» **Aim**
Output the material below in its entirety, exactly as given.

[A run of records]
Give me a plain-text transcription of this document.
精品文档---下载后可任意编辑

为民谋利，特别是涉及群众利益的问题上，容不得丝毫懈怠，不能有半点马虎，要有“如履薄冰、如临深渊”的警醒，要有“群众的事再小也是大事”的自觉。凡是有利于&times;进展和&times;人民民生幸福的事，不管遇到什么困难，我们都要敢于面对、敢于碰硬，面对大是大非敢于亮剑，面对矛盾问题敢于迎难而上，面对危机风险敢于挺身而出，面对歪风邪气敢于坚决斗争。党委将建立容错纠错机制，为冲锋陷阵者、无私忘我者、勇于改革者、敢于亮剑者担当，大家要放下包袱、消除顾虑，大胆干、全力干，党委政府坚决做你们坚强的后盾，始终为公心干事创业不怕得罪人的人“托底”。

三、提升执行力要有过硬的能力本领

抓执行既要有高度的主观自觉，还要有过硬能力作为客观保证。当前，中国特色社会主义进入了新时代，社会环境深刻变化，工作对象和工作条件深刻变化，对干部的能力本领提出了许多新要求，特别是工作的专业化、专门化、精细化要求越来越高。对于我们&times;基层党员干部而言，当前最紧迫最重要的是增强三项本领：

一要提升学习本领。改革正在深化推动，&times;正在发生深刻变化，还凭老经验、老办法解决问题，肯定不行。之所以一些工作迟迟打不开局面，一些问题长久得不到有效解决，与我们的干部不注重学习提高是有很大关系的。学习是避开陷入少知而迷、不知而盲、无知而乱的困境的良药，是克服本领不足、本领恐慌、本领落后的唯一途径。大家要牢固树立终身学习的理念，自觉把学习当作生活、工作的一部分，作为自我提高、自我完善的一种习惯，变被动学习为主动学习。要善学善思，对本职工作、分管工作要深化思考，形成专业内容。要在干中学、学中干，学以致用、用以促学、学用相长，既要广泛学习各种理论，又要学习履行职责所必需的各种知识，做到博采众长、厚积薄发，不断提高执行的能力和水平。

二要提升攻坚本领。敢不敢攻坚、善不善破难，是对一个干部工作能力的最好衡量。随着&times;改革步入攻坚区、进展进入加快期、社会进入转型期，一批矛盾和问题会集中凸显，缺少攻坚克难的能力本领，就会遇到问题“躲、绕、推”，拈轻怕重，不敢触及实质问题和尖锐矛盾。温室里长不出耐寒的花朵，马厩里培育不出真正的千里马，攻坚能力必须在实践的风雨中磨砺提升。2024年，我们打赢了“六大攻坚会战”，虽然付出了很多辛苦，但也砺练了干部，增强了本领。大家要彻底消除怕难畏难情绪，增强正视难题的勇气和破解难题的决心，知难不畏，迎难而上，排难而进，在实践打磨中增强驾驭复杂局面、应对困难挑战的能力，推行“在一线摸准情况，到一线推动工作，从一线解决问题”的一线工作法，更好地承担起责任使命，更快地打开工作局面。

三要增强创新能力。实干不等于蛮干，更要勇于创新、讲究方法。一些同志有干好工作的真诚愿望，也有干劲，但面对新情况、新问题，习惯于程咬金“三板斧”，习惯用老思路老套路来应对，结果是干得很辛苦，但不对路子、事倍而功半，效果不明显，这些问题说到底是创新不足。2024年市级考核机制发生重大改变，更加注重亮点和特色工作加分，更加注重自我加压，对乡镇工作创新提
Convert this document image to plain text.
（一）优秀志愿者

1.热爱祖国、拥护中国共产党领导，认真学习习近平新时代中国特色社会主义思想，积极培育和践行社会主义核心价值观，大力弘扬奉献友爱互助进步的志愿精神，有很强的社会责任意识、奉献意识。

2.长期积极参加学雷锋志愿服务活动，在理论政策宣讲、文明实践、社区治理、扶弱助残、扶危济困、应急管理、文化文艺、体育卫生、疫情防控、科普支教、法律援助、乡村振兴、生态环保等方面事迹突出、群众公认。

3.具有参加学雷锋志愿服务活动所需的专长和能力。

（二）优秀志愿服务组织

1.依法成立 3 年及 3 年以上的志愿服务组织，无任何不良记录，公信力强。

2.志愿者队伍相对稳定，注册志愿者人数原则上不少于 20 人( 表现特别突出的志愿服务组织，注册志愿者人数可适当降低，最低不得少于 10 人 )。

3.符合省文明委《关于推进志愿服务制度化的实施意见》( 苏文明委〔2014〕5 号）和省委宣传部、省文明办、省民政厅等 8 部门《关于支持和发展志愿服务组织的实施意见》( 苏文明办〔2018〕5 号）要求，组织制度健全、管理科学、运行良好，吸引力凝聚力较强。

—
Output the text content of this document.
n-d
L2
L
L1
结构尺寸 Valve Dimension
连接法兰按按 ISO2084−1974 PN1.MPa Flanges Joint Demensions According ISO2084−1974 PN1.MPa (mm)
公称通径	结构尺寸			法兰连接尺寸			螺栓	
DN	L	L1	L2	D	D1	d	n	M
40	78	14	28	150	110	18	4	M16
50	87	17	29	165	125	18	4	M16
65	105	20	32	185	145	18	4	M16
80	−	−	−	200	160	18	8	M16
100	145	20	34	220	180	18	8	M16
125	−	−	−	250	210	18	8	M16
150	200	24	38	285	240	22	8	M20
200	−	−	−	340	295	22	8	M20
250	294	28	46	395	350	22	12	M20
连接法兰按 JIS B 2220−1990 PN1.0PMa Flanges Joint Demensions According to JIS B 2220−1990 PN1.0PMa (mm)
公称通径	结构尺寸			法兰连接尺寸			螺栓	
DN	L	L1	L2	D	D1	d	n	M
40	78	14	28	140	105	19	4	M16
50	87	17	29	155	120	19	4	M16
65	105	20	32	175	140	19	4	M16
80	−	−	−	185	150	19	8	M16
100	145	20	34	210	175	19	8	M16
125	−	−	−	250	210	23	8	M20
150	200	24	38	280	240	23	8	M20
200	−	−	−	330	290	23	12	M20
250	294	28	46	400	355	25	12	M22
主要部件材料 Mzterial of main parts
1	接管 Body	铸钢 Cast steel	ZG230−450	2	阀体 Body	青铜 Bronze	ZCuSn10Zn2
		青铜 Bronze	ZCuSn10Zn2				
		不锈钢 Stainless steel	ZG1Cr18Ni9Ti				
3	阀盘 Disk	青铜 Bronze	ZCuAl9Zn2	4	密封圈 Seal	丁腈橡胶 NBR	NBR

» **Task output**
Give me a plain-text transcription of this document.
精品文档---下载后可任意编辑

为民谋利，特别是涉及群众利益的问题上，容不得丝毫懈怠，不能有半点马虎，要有“如履薄冰、如临深渊”的警醒，要有“群众的事再小也是大事”的自觉。凡是有利于&times;进展和&times;人民民生幸福的事，不管遇到什么困难，我们都要敢于面对、敢于碰硬，面对大是大非敢于亮剑，面对矛盾问题敢于迎难而上，面对危机风险敢于挺身而出，面对歪风邪气敢于坚决斗争。党委将建立容错纠错机制，为冲锋陷阵者、无私忘我者、勇于改革者、敢于亮剑者担当，大家要放下包袱、消除顾虑，大胆干、全力干，党委政府坚决做你们坚强的后盾，始终为公心干事创业不怕得罪人的人“托底”。

三、提升执行力要有过硬的能力本领

抓执行既要有高度的主观自觉，还要有过硬能力作为客观保证。当前，中国特色社会主义进入了新时代，社会环境深刻变化，工作对象和工作条件深刻变化，对干部的能力本领提出了许多新要求，特别是工作的专业化、专门化、精细化要求越来越高。对于我们&times;基层党员干部而言，当前最紧迫最重要的是增强三项本领：

一要提升学习本领。改革正在深化推动，&times;正在发生深刻变化，还凭老经验、老办法解决问题，肯定不行。之所以一些工作迟迟打不开局面，一些问题长久得不到有效解决，与我们的干部不注重学习提高是有很大关系的。学习是避开陷入少知而迷、不知而盲、无知而乱的困境的良药，是克服本领不足、本领恐慌、本领落后的唯一途径。大家要牢固树立终身学习的理念，自觉把学习当作生活、工作的一部分，作为自我提高、自我完善的一种习惯，变被动学习为主动学习。要善学善思，对本职工作、分管工作要深化思考，形成专业内容。要在干中学、学中干，学以致用、用以促学、学用相长，既要广泛学习各种理论，又要学习履行职责所必需的各种知识，做到博采众长、厚积薄发，不断提高执行的能力和水平。

二要提升攻坚本领。敢不敢攻坚、善不善破难，是对一个干部工作能力的最好衡量。随着&times;改革步入攻坚区、进展进入加快期、社会进入转型期，一批矛盾和问题会集中凸显，缺少攻坚克难的能力本领，就会遇到问题“躲、绕、推”，拈轻怕重，不敢触及实质问题和尖锐矛盾。温室里长不出耐寒的花朵，马厩里培育不出真正的千里马，攻坚能力必须在实践的风雨中磨砺提升。2024年，我们打赢了“六大攻坚会战”，虽然付出了很多辛苦，但也砺练了干部，增强了本领。大家要彻底消除怕难畏难情绪，增强正视难题的勇气和破解难题的决心，知难不畏，迎难而上，排难而进，在实践打磨中增强驾驭复杂局面、应对困难挑战的能力，推行“在一线摸准情况，到一线推动工作，从一线解决问题”的一线工作法，更好地承担起责任使命，更快地打开工作局面。

三要增强创新能力。实干不等于蛮干，更要勇于创新、讲究方法。一些同志有干好工作的真诚愿望，也有干劲，但面对新情况、新问题，习惯于程咬金“三板斧”，习惯用老思路老套路来应对，结果是干得很辛苦，但不对路子、事倍而功半，效果不明显，这些问题说到底是创新不足。2024年市级考核机制发生重大改变，更加注重亮点和特色工作加分，更加注重自我加压，对乡镇工作创新提
Convert this document image to plain text.
（一）优秀志愿者

1.热爱祖国、拥护中国共产党领导，认真学习习近平新时代中国特色社会主义思想，积极培育和践行社会主义核心价值观，大力弘扬奉献友爱互助进步的志愿精神，有很强的社会责任意识、奉献意识。

2.长期积极参加学雷锋志愿服务活动，在理论政策宣讲、文明实践、社区治理、扶弱助残、扶危济困、应急管理、文化文艺、体育卫生、疫情防控、科普支教、法律援助、乡村振兴、生态环保等方面事迹突出、群众公认。

3.具有参加学雷锋志愿服务活动所需的专长和能力。

（二）优秀志愿服务组织

1.依法成立 3 年及 3 年以上的志愿服务组织，无任何不良记录，公信力强。

2.志愿者队伍相对稳定，注册志愿者人数原则上不少于 20 人( 表现特别突出的志愿服务组织，注册志愿者人数可适当降低，最低不得少于 10 人 )。

3.符合省文明委《关于推进志愿服务制度化的实施意见》( 苏文明委〔2014〕5 号）和省委宣传部、省文明办、省民政厅等 8 部门《关于支持和发展志愿服务组织的实施意见》( 苏文明办〔2018〕5 号）要求，组织制度健全、管理科学、运行良好，吸引力凝聚力较强。

—
Output the text content of this document.
n-d
L2
L
L1
结构尺寸 Valve Dimension
连接法兰按按 ISO2084−1974 PN1.MPa Flanges Joint Demensions According ISO2084−1974 PN1.MPa (mm)
公称通径	结构尺寸			法兰连接尺寸			螺栓	
DN	L	L1	L2	D	D1	d	n	M
40	78	14	28	150	110	18	4	M16
50	87	17	29	165	125	18	4	M16
65	105	20	32	185	145	18	4	M16
80	−	−	−	200	160	18	8	M16
100	145	20	34	220	180	18	8	M16
125	−	−	−	250	210	18	8	M16
150	200	24	38	285	240	22	8	M20
200	−	−	−	340	295	22	8	M20
250	294	28	46	395	350	22	12	M20
连接法兰按 JIS B 2220−1990 PN1.0PMa Flanges Joint Demensions According to JIS B 2220−1990 PN1.0PMa (mm)
公称通径	结构尺寸			法兰连接尺寸			螺栓	
DN	L	L1	L2	D	D1	d	n	M
40	78	14	28	140	105	19	4	M16
50	87	17	29	155	120	19	4	M16
65	105	20	32	175	140	19	4	M16
80	−	−	−	185	150	19	8	M16
100	145	20	34	210	175	19	8	M16
125	−	−	−	250	210	23	8	M20
150	200	24	38	280	240	23	8	M20
200	−	−	−	330	290	23	12	M20
250	294	28	46	400	355	25	12	M22
主要部件材料 Mzterial of main parts
1	接管 Body	铸钢 Cast steel	ZG230−450	2	阀体 Body	青铜 Bronze	ZCuSn10Zn2
		青铜 Bronze	ZCuSn10Zn2				
		不锈钢 Stainless steel	ZG1Cr18Ni9Ti				
3	阀盘 Disk	青铜 Bronze	ZCuAl9Zn2	4	密封圈 Seal	丁腈橡胶 NBR	NBR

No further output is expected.